Goal:
Check every line below for the word "模拟教学" and give only the number of lines where it appears.

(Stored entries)
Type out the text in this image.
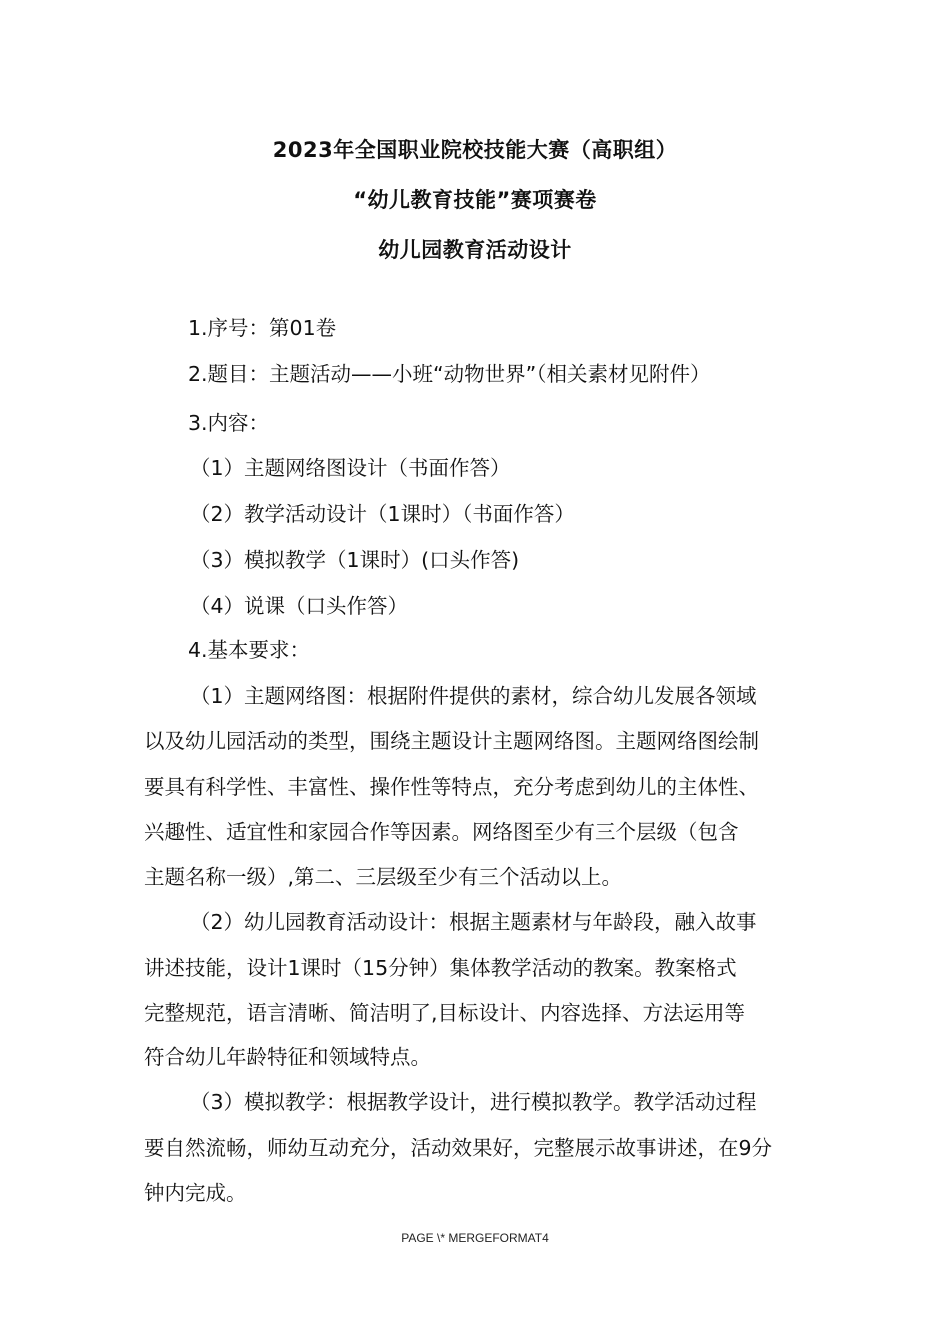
2023年全国职业院校技能大赛（高职组）
“幼儿教育技能”赛项赛卷
幼儿园教育活动设计
1.序号：第01卷
2.题目：主题活动——小班“动物世界”（相关素材见附件）
3.内容：
（1）主题网络图设计（书面作答）
（2）教学活动设计（1课时）（书面作答）
（3）模拟教学（1课时）(口头作答)
（4）说课（口头作答）
4.基本要求：
（1）主题网络图：根据附件提供的素材，综合幼儿发展各领域
以及幼儿园活动的类型，围绕主题设计主题网络图。主题网络图绘制
要具有科学性、丰富性、操作性等特点，充分考虑到幼儿的主体性、
兴趣性、适宜性和家园合作等因素。网络图至少有三个层级（包含
主题名称一级）,第二、三层级至少有三个活动以上。
（2）幼儿园教育活动设计：根据主题素材与年龄段，融入故事
讲述技能，设计1课时（15分钟）集体教学活动的教案。教案格式
完整规范，语言清晰、简洁明了,目标设计、内容选择、方法运用等
符合幼儿年龄特征和领域特点。
（3）模拟教学：根据教学设计，进行模拟教学。教学活动过程
要自然流畅，师幼互动充分，活动效果好，完整展示故事讲述，在9分
钟内完成。
PAGE \* MERGEFORMAT4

In response:
2